Saved entries
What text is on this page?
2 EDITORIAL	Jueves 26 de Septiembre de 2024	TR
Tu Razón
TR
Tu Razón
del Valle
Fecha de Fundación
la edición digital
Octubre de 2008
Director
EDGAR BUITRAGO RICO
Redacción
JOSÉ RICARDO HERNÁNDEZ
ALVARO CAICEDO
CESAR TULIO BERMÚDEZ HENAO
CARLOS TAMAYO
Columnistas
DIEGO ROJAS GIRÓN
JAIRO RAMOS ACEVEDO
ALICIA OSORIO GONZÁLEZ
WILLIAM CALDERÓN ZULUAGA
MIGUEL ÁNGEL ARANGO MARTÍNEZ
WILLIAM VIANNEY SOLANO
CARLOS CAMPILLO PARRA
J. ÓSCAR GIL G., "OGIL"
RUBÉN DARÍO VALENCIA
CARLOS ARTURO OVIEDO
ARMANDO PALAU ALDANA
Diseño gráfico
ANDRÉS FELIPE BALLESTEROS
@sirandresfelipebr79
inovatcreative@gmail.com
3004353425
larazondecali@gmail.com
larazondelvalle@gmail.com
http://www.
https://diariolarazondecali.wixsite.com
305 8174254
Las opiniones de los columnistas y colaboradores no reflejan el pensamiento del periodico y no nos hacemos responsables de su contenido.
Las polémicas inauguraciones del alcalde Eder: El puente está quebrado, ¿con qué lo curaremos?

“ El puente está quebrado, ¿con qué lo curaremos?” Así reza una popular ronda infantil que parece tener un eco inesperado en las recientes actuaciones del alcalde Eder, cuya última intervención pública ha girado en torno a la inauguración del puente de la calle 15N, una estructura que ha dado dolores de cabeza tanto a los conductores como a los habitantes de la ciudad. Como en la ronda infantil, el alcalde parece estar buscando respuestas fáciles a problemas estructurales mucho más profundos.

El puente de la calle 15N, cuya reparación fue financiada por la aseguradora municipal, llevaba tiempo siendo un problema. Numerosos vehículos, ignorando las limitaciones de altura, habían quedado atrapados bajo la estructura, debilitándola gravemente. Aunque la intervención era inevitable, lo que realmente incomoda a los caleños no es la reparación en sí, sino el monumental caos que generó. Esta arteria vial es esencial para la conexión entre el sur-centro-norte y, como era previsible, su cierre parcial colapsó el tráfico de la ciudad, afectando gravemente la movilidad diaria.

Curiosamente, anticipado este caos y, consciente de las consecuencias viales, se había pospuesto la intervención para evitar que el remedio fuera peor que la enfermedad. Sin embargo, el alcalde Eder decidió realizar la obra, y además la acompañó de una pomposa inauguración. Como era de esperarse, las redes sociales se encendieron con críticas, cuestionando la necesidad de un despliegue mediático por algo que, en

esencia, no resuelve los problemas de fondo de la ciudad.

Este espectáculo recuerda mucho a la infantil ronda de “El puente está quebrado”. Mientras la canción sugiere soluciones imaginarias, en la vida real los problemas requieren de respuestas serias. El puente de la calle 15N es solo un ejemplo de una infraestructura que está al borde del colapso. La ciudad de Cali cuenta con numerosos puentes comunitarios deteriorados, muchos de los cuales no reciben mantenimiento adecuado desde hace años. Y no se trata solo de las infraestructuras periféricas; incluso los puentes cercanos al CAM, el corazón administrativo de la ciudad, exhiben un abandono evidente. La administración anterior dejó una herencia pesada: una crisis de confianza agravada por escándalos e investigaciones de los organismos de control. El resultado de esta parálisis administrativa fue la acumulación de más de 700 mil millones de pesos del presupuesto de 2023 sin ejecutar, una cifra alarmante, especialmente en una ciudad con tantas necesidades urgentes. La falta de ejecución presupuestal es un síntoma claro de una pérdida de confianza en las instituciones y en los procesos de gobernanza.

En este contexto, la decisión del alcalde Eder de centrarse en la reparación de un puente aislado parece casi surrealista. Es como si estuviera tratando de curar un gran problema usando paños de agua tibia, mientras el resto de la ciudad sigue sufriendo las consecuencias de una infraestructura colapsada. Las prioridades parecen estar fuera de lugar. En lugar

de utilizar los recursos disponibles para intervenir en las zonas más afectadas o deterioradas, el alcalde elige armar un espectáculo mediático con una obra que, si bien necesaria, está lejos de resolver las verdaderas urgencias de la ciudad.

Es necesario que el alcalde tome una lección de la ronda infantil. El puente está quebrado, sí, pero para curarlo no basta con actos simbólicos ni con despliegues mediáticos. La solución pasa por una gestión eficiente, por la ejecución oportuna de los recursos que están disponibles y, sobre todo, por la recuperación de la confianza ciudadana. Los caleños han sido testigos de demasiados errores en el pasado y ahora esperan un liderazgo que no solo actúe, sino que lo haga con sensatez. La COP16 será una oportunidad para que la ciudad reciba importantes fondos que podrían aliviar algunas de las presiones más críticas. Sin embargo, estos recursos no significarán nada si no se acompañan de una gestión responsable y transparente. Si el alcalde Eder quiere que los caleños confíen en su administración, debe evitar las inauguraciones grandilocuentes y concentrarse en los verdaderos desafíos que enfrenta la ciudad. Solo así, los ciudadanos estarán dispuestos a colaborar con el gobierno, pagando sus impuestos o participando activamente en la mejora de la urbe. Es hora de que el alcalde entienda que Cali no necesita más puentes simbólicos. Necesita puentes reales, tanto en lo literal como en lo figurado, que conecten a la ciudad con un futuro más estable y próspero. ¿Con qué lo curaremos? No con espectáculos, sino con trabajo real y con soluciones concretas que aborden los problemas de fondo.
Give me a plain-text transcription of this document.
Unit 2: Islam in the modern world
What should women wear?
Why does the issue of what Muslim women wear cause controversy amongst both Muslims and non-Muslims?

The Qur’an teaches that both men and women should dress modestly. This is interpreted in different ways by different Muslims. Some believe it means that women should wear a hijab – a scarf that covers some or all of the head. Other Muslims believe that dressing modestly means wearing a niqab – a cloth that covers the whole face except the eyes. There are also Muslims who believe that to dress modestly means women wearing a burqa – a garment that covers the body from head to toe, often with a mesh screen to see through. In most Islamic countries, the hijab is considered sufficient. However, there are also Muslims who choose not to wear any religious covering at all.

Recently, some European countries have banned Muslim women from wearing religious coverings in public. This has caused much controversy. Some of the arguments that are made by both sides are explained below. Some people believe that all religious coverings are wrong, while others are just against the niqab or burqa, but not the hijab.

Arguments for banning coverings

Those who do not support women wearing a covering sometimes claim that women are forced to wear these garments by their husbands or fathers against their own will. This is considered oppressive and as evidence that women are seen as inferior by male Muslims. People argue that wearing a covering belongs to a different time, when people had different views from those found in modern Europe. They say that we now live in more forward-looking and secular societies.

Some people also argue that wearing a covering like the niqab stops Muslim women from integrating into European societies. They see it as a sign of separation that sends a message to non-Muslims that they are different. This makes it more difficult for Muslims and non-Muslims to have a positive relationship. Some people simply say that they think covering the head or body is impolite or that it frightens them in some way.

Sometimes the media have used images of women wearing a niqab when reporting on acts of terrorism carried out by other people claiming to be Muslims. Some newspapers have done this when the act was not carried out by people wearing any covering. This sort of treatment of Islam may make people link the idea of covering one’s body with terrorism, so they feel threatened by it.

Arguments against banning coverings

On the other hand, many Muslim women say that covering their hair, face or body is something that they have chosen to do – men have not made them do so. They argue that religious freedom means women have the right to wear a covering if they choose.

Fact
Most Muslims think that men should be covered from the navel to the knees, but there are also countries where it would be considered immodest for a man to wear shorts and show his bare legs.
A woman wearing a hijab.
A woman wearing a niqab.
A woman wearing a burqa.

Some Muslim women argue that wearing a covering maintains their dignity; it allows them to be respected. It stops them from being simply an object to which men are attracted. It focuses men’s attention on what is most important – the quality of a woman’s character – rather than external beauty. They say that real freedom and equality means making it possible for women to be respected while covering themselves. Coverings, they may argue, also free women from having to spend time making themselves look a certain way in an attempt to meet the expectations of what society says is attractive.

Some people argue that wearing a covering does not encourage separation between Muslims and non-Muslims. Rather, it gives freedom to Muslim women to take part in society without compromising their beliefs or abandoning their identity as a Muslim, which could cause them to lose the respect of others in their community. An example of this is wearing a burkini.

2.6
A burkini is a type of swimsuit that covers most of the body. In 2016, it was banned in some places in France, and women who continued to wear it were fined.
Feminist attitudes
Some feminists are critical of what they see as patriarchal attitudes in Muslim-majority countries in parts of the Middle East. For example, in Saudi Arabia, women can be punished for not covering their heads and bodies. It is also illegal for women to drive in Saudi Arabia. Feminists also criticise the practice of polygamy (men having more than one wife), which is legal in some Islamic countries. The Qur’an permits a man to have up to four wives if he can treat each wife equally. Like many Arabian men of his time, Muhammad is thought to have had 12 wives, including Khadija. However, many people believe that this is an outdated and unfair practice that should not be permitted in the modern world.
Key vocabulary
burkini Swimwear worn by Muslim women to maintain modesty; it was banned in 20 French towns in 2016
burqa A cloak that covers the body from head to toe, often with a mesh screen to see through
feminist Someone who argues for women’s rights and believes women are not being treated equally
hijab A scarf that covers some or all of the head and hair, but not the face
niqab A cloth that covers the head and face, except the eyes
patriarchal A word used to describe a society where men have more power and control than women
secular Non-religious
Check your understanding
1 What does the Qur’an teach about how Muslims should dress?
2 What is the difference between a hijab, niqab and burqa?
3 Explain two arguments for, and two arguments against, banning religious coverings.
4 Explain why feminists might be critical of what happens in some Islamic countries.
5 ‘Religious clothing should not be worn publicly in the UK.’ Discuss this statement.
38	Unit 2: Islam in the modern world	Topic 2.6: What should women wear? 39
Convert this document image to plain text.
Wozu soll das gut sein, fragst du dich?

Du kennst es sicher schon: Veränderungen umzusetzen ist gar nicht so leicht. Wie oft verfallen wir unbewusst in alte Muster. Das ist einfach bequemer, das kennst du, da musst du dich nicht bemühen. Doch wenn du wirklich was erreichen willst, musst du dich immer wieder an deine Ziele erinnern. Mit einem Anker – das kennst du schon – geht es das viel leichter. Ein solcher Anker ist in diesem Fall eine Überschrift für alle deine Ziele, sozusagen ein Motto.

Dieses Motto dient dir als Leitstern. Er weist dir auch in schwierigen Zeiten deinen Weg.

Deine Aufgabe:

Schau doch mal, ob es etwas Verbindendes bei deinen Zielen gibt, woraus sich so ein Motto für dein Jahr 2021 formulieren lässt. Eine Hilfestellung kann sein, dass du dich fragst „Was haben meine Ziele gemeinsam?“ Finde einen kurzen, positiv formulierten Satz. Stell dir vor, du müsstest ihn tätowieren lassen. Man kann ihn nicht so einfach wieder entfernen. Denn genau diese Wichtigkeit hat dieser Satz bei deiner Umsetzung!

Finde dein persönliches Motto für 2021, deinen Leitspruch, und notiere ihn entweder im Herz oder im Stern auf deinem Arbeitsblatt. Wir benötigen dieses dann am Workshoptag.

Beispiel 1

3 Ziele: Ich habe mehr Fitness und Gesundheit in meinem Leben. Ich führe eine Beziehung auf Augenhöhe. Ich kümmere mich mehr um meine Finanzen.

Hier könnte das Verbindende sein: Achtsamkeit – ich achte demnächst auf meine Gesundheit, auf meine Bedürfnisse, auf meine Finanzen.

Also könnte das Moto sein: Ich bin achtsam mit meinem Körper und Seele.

## Exercise directions:
From the line containing "Convert this document image to plain text." through the final line of the listing above, retype every line exactly; leave out everything else.

## Solution to the problem:
Convert this document image to plain text.
Wozu soll das gut sein, fragst du dich?

Du kennst es sicher schon: Veränderungen umzusetzen ist gar nicht so leicht. Wie oft verfallen wir unbewusst in alte Muster. Das ist einfach bequemer, das kennst du, da musst du dich nicht bemühen. Doch wenn du wirklich was erreichen willst, musst du dich immer wieder an deine Ziele erinnern. Mit einem Anker – das kennst du schon – geht es das viel leichter. Ein solcher Anker ist in diesem Fall eine Überschrift für alle deine Ziele, sozusagen ein Motto.

Dieses Motto dient dir als Leitstern. Er weist dir auch in schwierigen Zeiten deinen Weg.

Deine Aufgabe:

Schau doch mal, ob es etwas Verbindendes bei deinen Zielen gibt, woraus sich so ein Motto für dein Jahr 2021 formulieren lässt. Eine Hilfestellung kann sein, dass du dich fragst „Was haben meine Ziele gemeinsam?“ Finde einen kurzen, positiv formulierten Satz. Stell dir vor, du müsstest ihn tätowieren lassen. Man kann ihn nicht so einfach wieder entfernen. Denn genau diese Wichtigkeit hat dieser Satz bei deiner Umsetzung!

Finde dein persönliches Motto für 2021, deinen Leitspruch, und notiere ihn entweder im Herz oder im Stern auf deinem Arbeitsblatt. Wir benötigen dieses dann am Workshoptag.

Beispiel 1

3 Ziele: Ich habe mehr Fitness und Gesundheit in meinem Leben. Ich führe eine Beziehung auf Augenhöhe. Ich kümmere mich mehr um meine Finanzen.

Hier könnte das Verbindende sein: Achtsamkeit – ich achte demnächst auf meine Gesundheit, auf meine Bedürfnisse, auf meine Finanzen.

Also könnte das Moto sein: Ich bin achtsam mit meinem Körper und Seele.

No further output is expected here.